[start MATERIAL TO PROCESS]

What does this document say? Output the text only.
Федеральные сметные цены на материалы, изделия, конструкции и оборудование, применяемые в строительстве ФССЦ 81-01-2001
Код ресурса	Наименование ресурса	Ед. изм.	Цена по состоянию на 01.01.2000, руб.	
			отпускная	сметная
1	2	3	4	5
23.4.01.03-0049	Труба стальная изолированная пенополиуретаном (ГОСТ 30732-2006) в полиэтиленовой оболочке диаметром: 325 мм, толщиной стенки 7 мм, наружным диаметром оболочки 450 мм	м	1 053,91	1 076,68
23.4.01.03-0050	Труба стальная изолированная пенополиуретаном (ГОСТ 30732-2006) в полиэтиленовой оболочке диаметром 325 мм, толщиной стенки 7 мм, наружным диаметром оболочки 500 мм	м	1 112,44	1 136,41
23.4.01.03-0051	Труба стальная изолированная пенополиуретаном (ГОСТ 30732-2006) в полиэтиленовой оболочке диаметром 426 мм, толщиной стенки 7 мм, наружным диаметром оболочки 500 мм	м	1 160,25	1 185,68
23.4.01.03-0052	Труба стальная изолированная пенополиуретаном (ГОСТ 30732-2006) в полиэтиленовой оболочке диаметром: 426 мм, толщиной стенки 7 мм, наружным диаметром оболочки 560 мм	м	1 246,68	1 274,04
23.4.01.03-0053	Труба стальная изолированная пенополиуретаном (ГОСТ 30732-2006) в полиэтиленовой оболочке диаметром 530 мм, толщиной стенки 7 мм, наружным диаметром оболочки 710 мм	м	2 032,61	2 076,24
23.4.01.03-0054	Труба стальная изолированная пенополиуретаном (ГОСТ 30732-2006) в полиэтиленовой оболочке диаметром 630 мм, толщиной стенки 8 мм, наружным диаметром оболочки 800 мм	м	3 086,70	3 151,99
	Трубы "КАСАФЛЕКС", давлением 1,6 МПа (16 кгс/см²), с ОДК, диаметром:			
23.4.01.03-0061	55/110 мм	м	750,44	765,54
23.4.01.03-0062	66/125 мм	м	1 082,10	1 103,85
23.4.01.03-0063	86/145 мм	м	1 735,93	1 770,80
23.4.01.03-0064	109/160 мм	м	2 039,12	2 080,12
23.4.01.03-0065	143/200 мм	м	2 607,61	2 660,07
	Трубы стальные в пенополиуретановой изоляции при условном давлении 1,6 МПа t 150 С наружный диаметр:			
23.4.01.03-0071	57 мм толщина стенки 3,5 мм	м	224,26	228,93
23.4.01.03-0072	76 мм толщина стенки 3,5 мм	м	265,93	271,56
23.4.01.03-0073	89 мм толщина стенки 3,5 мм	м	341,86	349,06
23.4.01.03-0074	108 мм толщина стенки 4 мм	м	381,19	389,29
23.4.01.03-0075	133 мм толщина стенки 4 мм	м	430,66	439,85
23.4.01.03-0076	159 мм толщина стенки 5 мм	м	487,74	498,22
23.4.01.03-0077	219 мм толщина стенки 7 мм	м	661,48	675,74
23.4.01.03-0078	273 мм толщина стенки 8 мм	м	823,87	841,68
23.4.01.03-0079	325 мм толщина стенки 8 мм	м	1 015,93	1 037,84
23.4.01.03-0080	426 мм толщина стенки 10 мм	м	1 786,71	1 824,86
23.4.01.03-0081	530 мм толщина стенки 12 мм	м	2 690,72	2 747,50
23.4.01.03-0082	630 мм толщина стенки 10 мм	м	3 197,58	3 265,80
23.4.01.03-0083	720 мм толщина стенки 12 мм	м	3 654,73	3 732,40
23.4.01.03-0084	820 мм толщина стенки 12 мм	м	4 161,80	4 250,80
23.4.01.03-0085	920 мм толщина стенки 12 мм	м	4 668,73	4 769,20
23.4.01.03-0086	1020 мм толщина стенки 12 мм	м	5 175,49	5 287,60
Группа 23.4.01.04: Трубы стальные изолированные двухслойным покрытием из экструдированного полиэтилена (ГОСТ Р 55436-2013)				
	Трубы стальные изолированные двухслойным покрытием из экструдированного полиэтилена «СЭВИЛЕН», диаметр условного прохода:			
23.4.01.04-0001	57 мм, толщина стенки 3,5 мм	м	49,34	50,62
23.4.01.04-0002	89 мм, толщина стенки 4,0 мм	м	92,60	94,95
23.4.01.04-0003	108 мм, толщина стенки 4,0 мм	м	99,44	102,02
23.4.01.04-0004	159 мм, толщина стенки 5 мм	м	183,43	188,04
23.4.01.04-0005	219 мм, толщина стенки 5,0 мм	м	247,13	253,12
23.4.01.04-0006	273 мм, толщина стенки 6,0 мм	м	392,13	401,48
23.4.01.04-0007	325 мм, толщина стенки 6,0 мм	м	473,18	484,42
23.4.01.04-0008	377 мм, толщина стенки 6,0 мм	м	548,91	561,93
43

[end MATERIAL TO PROCESS]

▶ WHAT YOU NEED TO DO: Using the listing above, reproduce each line without omission.

▶ SOLUTION TO THIS TASK:
What does this document say? Output the text only.
Федеральные сметные цены на материалы, изделия, конструкции и оборудование, применяемые в строительстве ФССЦ 81-01-2001
Код ресурса	Наименование ресурса	Ед. изм.	Цена по состоянию на 01.01.2000, руб.	
			отпускная	сметная
1	2	3	4	5
23.4.01.03-0049	Труба стальная изолированная пенополиуретаном (ГОСТ 30732-2006) в полиэтиленовой оболочке диаметром: 325 мм, толщиной стенки 7 мм, наружным диаметром оболочки 450 мм	м	1 053,91	1 076,68
23.4.01.03-0050	Труба стальная изолированная пенополиуретаном (ГОСТ 30732-2006) в полиэтиленовой оболочке диаметром 325 мм, толщиной стенки 7 мм, наружным диаметром оболочки 500 мм	м	1 112,44	1 136,41
23.4.01.03-0051	Труба стальная изолированная пенополиуретаном (ГОСТ 30732-2006) в полиэтиленовой оболочке диаметром 426 мм, толщиной стенки 7 мм, наружным диаметром оболочки 500 мм	м	1 160,25	1 185,68
23.4.01.03-0052	Труба стальная изолированная пенополиуретаном (ГОСТ 30732-2006) в полиэтиленовой оболочке диаметром: 426 мм, толщиной стенки 7 мм, наружным диаметром оболочки 560 мм	м	1 246,68	1 274,04
23.4.01.03-0053	Труба стальная изолированная пенополиуретаном (ГОСТ 30732-2006) в полиэтиленовой оболочке диаметром 530 мм, толщиной стенки 7 мм, наружным диаметром оболочки 710 мм	м	2 032,61	2 076,24
23.4.01.03-0054	Труба стальная изолированная пенополиуретаном (ГОСТ 30732-2006) в полиэтиленовой оболочке диаметром 630 мм, толщиной стенки 8 мм, наружным диаметром оболочки 800 мм	м	3 086,70	3 151,99
	Трубы "КАСАФЛЕКС", давлением 1,6 МПа (16 кгс/см²), с ОДК, диаметром:			
23.4.01.03-0061	55/110 мм	м	750,44	765,54
23.4.01.03-0062	66/125 мм	м	1 082,10	1 103,85
23.4.01.03-0063	86/145 мм	м	1 735,93	1 770,80
23.4.01.03-0064	109/160 мм	м	2 039,12	2 080,12
23.4.01.03-0065	143/200 мм	м	2 607,61	2 660,07
	Трубы стальные в пенополиуретановой изоляции при условном давлении 1,6 МПа t 150 С наружный диаметр:			
23.4.01.03-0071	57 мм толщина стенки 3,5 мм	м	224,26	228,93
23.4.01.03-0072	76 мм толщина стенки 3,5 мм	м	265,93	271,56
23.4.01.03-0073	89 мм толщина стенки 3,5 мм	м	341,86	349,06
23.4.01.03-0074	108 мм толщина стенки 4 мм	м	381,19	389,29
23.4.01.03-0075	133 мм толщина стенки 4 мм	м	430,66	439,85
23.4.01.03-0076	159 мм толщина стенки 5 мм	м	487,74	498,22
23.4.01.03-0077	219 мм толщина стенки 7 мм	м	661,48	675,74
23.4.01.03-0078	273 мм толщина стенки 8 мм	м	823,87	841,68
23.4.01.03-0079	325 мм толщина стенки 8 мм	м	1 015,93	1 037,84
23.4.01.03-0080	426 мм толщина стенки 10 мм	м	1 786,71	1 824,86
23.4.01.03-0081	530 мм толщина стенки 12 мм	м	2 690,72	2 747,50
23.4.01.03-0082	630 мм толщина стенки 10 мм	м	3 197,58	3 265,80
23.4.01.03-0083	720 мм толщина стенки 12 мм	м	3 654,73	3 732,40
23.4.01.03-0084	820 мм толщина стенки 12 мм	м	4 161,80	4 250,80
23.4.01.03-0085	920 мм толщина стенки 12 мм	м	4 668,73	4 769,20
23.4.01.03-0086	1020 мм толщина стенки 12 мм	м	5 175,49	5 287,60
Группа 23.4.01.04: Трубы стальные изолированные двухслойным покрытием из экструдированного полиэтилена (ГОСТ Р 55436-2013)				
	Трубы стальные изолированные двухслойным покрытием из экструдированного полиэтилена «СЭВИЛЕН», диаметр условного прохода:			
23.4.01.04-0001	57 мм, толщина стенки 3,5 мм	м	49,34	50,62
23.4.01.04-0002	89 мм, толщина стенки 4,0 мм	м	92,60	94,95
23.4.01.04-0003	108 мм, толщина стенки 4,0 мм	м	99,44	102,02
23.4.01.04-0004	159 мм, толщина стенки 5 мм	м	183,43	188,04
23.4.01.04-0005	219 мм, толщина стенки 5,0 мм	м	247,13	253,12
23.4.01.04-0006	273 мм, толщина стенки 6,0 мм	м	392,13	401,48
23.4.01.04-0007	325 мм, толщина стенки 6,0 мм	м	473,18	484,42
23.4.01.04-0008	377 мм, толщина стенки 6,0 мм	м	548,91	561,93
43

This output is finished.